WORK TO DO:
Can you output every line of the data below verbatim, leaving out the pictures?

(Part of a data file)

>> Begin

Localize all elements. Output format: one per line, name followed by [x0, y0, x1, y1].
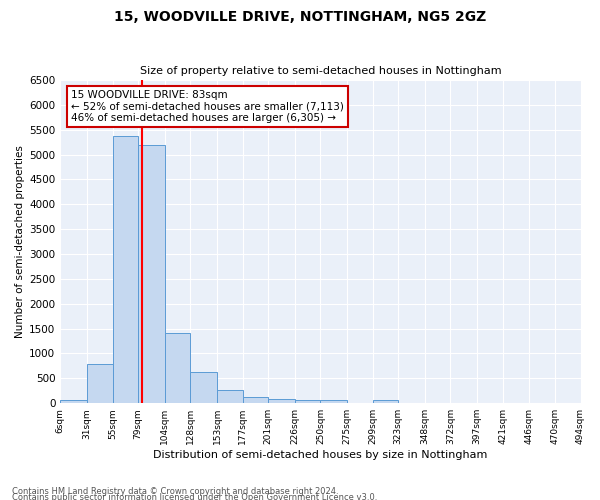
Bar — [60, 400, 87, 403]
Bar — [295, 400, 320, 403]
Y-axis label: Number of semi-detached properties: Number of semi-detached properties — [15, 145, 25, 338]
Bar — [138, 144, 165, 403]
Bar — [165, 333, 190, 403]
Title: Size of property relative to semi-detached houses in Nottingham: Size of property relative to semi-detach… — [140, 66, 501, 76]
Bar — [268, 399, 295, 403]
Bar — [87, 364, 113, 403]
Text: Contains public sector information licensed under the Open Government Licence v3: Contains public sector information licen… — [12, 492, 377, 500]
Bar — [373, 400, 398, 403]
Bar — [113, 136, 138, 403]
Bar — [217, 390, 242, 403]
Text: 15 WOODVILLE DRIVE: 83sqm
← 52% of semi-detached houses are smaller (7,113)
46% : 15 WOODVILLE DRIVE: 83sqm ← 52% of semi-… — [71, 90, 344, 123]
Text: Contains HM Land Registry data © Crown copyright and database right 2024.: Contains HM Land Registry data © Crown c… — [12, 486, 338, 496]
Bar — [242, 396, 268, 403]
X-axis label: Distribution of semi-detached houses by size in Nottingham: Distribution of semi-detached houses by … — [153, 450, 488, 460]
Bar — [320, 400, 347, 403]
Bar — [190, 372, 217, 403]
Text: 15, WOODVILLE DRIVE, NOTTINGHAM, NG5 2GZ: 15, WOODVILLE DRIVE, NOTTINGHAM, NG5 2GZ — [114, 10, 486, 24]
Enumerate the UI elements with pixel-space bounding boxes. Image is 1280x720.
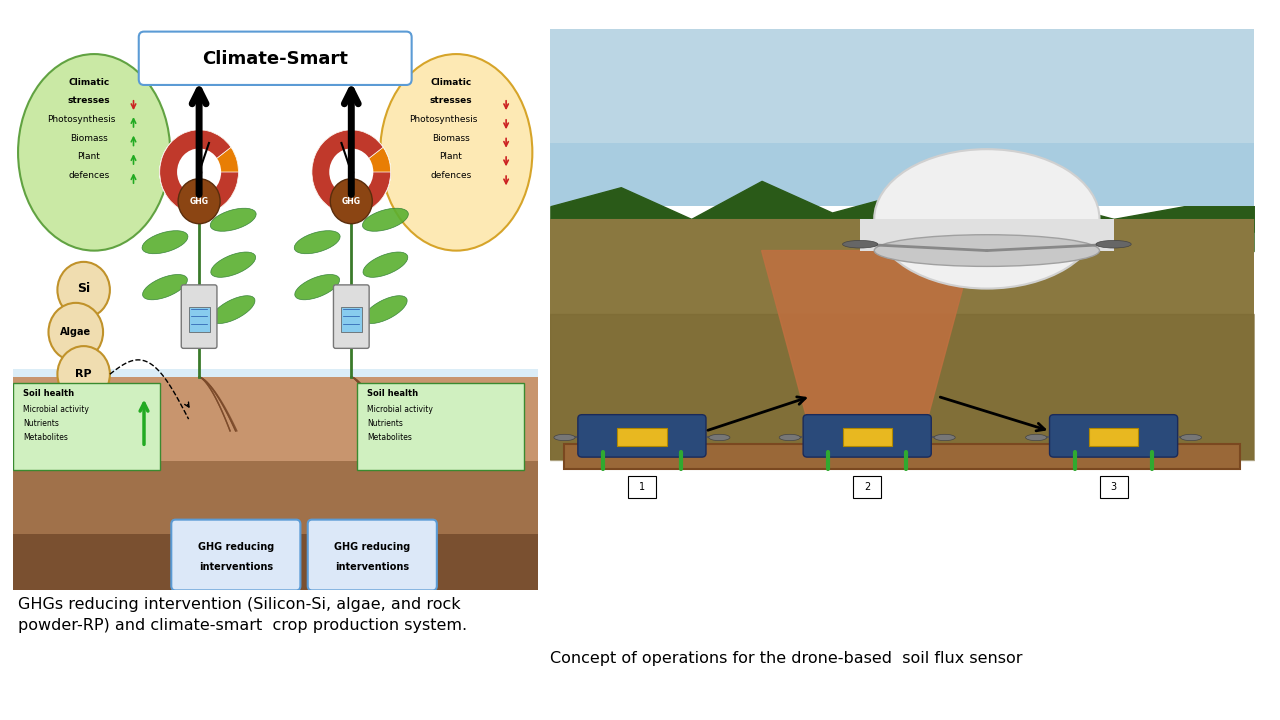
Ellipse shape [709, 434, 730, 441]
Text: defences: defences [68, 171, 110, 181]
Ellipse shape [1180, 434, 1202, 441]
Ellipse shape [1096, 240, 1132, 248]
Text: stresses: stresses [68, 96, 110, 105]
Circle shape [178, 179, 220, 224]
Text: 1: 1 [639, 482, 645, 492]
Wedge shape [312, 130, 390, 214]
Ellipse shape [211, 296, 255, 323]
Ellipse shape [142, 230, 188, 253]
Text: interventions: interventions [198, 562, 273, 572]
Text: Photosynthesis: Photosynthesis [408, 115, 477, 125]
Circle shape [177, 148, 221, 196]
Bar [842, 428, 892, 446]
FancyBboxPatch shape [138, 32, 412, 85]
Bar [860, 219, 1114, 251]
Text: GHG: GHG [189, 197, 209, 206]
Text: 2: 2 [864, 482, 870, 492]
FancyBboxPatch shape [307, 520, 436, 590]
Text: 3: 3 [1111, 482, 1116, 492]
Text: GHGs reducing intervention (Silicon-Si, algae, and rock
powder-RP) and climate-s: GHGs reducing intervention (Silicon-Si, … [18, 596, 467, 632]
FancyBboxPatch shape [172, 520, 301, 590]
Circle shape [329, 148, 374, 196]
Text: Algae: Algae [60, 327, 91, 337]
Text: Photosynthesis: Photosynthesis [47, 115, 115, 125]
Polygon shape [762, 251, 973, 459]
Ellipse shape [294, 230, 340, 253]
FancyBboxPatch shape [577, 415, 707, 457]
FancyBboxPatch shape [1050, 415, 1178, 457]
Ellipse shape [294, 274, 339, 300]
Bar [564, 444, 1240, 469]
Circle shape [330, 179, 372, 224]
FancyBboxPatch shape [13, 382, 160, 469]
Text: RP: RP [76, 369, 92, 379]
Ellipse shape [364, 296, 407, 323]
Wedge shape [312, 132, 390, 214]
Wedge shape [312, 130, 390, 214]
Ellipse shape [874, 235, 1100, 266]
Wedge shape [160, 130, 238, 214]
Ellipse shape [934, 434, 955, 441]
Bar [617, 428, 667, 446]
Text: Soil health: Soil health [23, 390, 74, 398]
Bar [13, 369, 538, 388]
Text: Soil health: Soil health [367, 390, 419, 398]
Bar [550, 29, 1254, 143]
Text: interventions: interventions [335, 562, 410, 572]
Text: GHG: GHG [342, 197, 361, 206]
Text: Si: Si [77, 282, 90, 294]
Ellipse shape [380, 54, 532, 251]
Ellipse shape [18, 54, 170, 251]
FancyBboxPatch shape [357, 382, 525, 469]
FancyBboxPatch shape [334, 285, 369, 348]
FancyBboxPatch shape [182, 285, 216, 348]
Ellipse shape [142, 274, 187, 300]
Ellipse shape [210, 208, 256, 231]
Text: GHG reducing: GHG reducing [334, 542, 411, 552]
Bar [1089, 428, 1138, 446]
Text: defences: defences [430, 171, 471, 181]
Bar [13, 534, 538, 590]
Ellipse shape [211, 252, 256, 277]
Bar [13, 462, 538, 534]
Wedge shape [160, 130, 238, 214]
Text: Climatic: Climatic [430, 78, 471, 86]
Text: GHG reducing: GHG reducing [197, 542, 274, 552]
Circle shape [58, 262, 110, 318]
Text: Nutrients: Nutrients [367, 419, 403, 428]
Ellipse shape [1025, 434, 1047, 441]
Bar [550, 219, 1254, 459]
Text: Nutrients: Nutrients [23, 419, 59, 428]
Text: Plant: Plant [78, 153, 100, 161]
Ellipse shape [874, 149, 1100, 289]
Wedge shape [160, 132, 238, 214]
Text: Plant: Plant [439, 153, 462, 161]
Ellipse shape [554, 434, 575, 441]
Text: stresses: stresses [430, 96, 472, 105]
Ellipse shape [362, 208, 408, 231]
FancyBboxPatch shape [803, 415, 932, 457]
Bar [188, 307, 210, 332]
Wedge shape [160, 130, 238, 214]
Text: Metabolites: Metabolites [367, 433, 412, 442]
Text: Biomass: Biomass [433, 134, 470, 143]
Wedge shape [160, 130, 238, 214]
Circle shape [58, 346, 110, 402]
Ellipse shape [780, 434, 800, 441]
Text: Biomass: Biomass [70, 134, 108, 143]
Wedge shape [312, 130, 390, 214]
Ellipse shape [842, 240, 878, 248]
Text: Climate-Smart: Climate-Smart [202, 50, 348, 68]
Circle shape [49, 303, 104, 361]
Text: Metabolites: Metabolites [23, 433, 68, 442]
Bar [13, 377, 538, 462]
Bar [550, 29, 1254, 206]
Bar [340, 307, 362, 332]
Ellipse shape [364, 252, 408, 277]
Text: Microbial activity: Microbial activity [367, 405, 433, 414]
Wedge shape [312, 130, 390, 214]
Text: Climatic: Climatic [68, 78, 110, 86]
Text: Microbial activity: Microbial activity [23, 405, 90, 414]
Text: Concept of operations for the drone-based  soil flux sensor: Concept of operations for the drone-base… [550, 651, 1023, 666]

>> End

COMPLETE ANSWER:
Localize all elements. Output format: one per line, name followed by [x0, y0, x1, y1].
Bar — [60, 400, 87, 403]
Bar — [295, 400, 320, 403]
Y-axis label: Number of semi-detached properties: Number of semi-detached properties — [15, 145, 25, 338]
Bar — [138, 144, 165, 403]
Bar — [165, 333, 190, 403]
Title: Size of property relative to semi-detached houses in Nottingham: Size of property relative to semi-detach… — [140, 66, 501, 76]
Bar — [268, 399, 295, 403]
Bar — [87, 364, 113, 403]
Text: Contains public sector information licensed under the Open Government Licence v3: Contains public sector information licen… — [12, 492, 377, 500]
Bar — [373, 400, 398, 403]
Bar — [113, 136, 138, 403]
Bar — [217, 390, 242, 403]
Text: 15 WOODVILLE DRIVE: 83sqm
← 52% of semi-detached houses are smaller (7,113)
46% : 15 WOODVILLE DRIVE: 83sqm ← 52% of semi-… — [71, 90, 344, 123]
Text: Contains HM Land Registry data © Crown copyright and database right 2024.: Contains HM Land Registry data © Crown c… — [12, 486, 338, 496]
Bar — [242, 396, 268, 403]
X-axis label: Distribution of semi-detached houses by size in Nottingham: Distribution of semi-detached houses by … — [153, 450, 488, 460]
Bar — [320, 400, 347, 403]
Bar — [190, 372, 217, 403]
Text: 15, WOODVILLE DRIVE, NOTTINGHAM, NG5 2GZ: 15, WOODVILLE DRIVE, NOTTINGHAM, NG5 2GZ — [114, 10, 486, 24]
Enumerate the UI elements with pixel-space bounding boxes. Image is 1280x720.
Ellipse shape [709, 434, 730, 441]
Text: defences: defences [68, 171, 110, 181]
Ellipse shape [1180, 434, 1202, 441]
Ellipse shape [1096, 240, 1132, 248]
Text: stresses: stresses [68, 96, 110, 105]
Circle shape [178, 179, 220, 224]
Text: 1: 1 [639, 482, 645, 492]
Wedge shape [312, 130, 390, 214]
Ellipse shape [211, 296, 255, 323]
Ellipse shape [142, 230, 188, 253]
Text: interventions: interventions [198, 562, 273, 572]
Text: Photosynthesis: Photosynthesis [408, 115, 477, 125]
Circle shape [177, 148, 221, 196]
Bar [842, 428, 892, 446]
FancyBboxPatch shape [138, 32, 412, 85]
Bar [860, 219, 1114, 251]
Text: GHG: GHG [189, 197, 209, 206]
Text: 2: 2 [864, 482, 870, 492]
FancyBboxPatch shape [307, 520, 436, 590]
Text: 3: 3 [1111, 482, 1116, 492]
Text: GHGs reducing intervention (Silicon-Si, algae, and rock
powder-RP) and climate-s: GHGs reducing intervention (Silicon-Si, … [18, 596, 467, 632]
FancyBboxPatch shape [172, 520, 301, 590]
Circle shape [329, 148, 374, 196]
Text: Algae: Algae [60, 327, 91, 337]
Text: Photosynthesis: Photosynthesis [47, 115, 115, 125]
Polygon shape [762, 251, 973, 459]
Ellipse shape [294, 230, 340, 253]
FancyBboxPatch shape [577, 415, 707, 457]
FancyBboxPatch shape [1050, 415, 1178, 457]
Ellipse shape [294, 274, 339, 300]
Bar [564, 444, 1240, 469]
Circle shape [330, 179, 372, 224]
FancyBboxPatch shape [13, 382, 160, 469]
Text: RP: RP [76, 369, 92, 379]
Ellipse shape [364, 296, 407, 323]
Wedge shape [312, 132, 390, 214]
Wedge shape [312, 130, 390, 214]
Ellipse shape [874, 235, 1100, 266]
Wedge shape [160, 130, 238, 214]
Ellipse shape [934, 434, 955, 441]
Bar [617, 428, 667, 446]
Text: Soil health: Soil health [23, 390, 74, 398]
Bar [13, 369, 538, 388]
Text: Soil health: Soil health [367, 390, 419, 398]
Bar [550, 29, 1254, 143]
Text: interventions: interventions [335, 562, 410, 572]
Text: GHG: GHG [342, 197, 361, 206]
Text: Si: Si [77, 282, 90, 294]
Ellipse shape [380, 54, 532, 251]
Ellipse shape [18, 54, 170, 251]
FancyBboxPatch shape [357, 382, 525, 469]
FancyBboxPatch shape [334, 285, 369, 348]
FancyBboxPatch shape [182, 285, 216, 348]
Ellipse shape [142, 274, 187, 300]
Ellipse shape [210, 208, 256, 231]
Text: GHG reducing: GHG reducing [334, 542, 411, 552]
Bar [1089, 428, 1138, 446]
Text: defences: defences [430, 171, 471, 181]
Bar [13, 534, 538, 590]
Ellipse shape [211, 252, 256, 277]
Bar [13, 462, 538, 534]
Wedge shape [160, 130, 238, 214]
Text: Climatic: Climatic [430, 78, 471, 86]
Text: GHG reducing: GHG reducing [197, 542, 274, 552]
Circle shape [58, 262, 110, 318]
Text: Nutrients: Nutrients [367, 419, 403, 428]
Ellipse shape [1025, 434, 1047, 441]
Bar [550, 219, 1254, 459]
Text: Nutrients: Nutrients [23, 419, 59, 428]
Text: Plant: Plant [78, 153, 100, 161]
Ellipse shape [874, 149, 1100, 289]
Wedge shape [160, 132, 238, 214]
Text: Plant: Plant [439, 153, 462, 161]
Ellipse shape [554, 434, 575, 441]
Text: stresses: stresses [430, 96, 472, 105]
Ellipse shape [362, 208, 408, 231]
FancyBboxPatch shape [803, 415, 932, 457]
Bar [188, 307, 210, 332]
Wedge shape [160, 130, 238, 214]
Text: Metabolites: Metabolites [367, 433, 412, 442]
Text: Biomass: Biomass [433, 134, 470, 143]
Wedge shape [160, 130, 238, 214]
Circle shape [58, 346, 110, 402]
Ellipse shape [780, 434, 800, 441]
Text: Biomass: Biomass [70, 134, 108, 143]
Wedge shape [312, 130, 390, 214]
Ellipse shape [842, 240, 878, 248]
Text: Climate-Smart: Climate-Smart [202, 50, 348, 68]
Circle shape [49, 303, 104, 361]
Text: Metabolites: Metabolites [23, 433, 68, 442]
Bar [13, 377, 538, 462]
Bar [550, 29, 1254, 206]
Bar [340, 307, 362, 332]
Ellipse shape [364, 252, 408, 277]
Text: Microbial activity: Microbial activity [367, 405, 433, 414]
Wedge shape [312, 130, 390, 214]
Text: Climatic: Climatic [68, 78, 110, 86]
Text: Microbial activity: Microbial activity [23, 405, 90, 414]
Text: Concept of operations for the drone-based  soil flux sensor: Concept of operations for the drone-base… [550, 651, 1023, 666]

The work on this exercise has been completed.